§ 提示文
○ ○ ○ ○

〇(本文)「1965〜250でも苦戦は続いた〜理由はマシン性能ではなく、シーズン後半にレッドマンが欠場したことだった。」
第1戦USをホンダは欠場、第2戦ドイツは(350tレースでのレッドマンの転倒負傷により)欠場、第3戦スペインGPはプラクティスを走るもののマシンに問題を抱えたのか(公式には第2戦の負傷のため)レースを欠場、この間にフィル・リード(ヤマハ)が3連勝、というように序盤戦を欠場したことが大きな敗因。
〇(本文左下)「また、125に5気筒をデビューさせ、優勝を逃したものの、翌年への手応えを掴んだ。その同じ日、F1のメキシコGPではホンダF1が初優勝している」
1965年日本GP決勝は土日に分けて行われ、125t、350tは土曜日に行われた。つまり「その同じ日」ではない。
〇(本文)「1966〜500でレッドマンが重傷を負ったこともあり、中盤からはヘイルウッドが3クラスを走る」
レッドマンが負傷するベルギーGPの前、オランダGPでヘイルウッドが500tクラスを含む3クラス出場している。
47頁
○(写真3)「'66年東ドイツGP125の表彰台」
この写真はアルスターGP125t。東ドイツGP125tの順位は、タベリ、片山、アイビー。
59頁
○(写真説明)「その後追い上げてきたH.G.アンシャイト(スズキ)は首位に立つが最終周転倒リタイア」
H.アンダーソンの誤り。なお、アンシャイトは4位入賞している。
75頁
〇「〜1963年度〜RC145の勝利はタベリの2勝に留まったが、2勝目のイタリアGPは〜」
レッドマンがアルゼンチンGPで優勝しているので44頁の「3勝」が正解。
76頁
○「なお、後に明かされたスズキRT63の最高出力は、25.5ps/11000rpmであった」
「25.5ps/12000rpm」の誤り。元スズキの技術者・中野広之氏のサイト参照。
〇(RC146について)「22ps/16,000rpmにとどまり、これは2気筒のRC145にも及ばない数値」
RC145の数値(40、74頁)は22ps/14,000rpmなので、RC146と同じ出力。
78頁
○「結局1965年シーズン途中から2RC146を改良した4RC146が制作された」
「1965年シーズン途中に製作された」ではなく「1965年シーズン途中から製作された」では、1965年シーズン途中に製作開始と読めてしまう。4RC146は1965年6月に開催されたマン島TTに出場している。

○ ○ ○ ○

§ 課題
提示文のうち、「第1戦USをホンダは欠場、第」で始まり「まり「その同じ日」ではない。」で終わる部分を、一字も変えずに書き写しなさい。 項目は、この課題では使用しない。

○ ○ ○ ○

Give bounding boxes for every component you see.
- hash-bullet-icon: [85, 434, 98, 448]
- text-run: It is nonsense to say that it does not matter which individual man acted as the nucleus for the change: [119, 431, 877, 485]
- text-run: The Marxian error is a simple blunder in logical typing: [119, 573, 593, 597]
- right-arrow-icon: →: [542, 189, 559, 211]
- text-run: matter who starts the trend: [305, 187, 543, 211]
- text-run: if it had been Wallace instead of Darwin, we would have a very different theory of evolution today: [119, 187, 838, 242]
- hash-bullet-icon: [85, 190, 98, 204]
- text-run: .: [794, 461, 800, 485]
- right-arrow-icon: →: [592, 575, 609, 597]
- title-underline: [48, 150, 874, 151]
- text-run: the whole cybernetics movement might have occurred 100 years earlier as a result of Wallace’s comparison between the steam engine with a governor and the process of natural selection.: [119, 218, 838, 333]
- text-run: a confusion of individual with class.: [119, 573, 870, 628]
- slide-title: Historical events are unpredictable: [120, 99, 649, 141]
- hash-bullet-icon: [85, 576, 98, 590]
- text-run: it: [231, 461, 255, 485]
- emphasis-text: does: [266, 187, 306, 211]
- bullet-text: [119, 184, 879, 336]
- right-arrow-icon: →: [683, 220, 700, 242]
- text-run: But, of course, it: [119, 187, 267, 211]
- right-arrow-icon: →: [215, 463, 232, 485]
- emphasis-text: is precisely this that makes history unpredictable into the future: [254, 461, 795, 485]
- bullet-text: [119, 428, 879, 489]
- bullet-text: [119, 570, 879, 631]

○ ○ ○ ○

§ 解答例
第1戦USをホンダは欠場、第2戦ドイツは(350tレースでのレッドマンの転倒負傷により)欠場、第3戦スペインGPはプラクティスを走るもののマシンに問題を抱えたのか(公式には第2戦の負傷のため)レースを欠場、この間にフィル・リード(ヤマハ)が3連勝、というように序盤戦を欠場したことが大きな敗因。
〇(本文左下)「また、125に5気筒をデビューさせ、優勝を逃したものの、翌年への手応えを掴んだ。その同じ日、F1のメキシコGPではホンダF1が初優勝している」
1965年日本GP決勝は土日に分けて行われ、125t、350tは土曜日に行われた。つまり「その同じ日」ではない。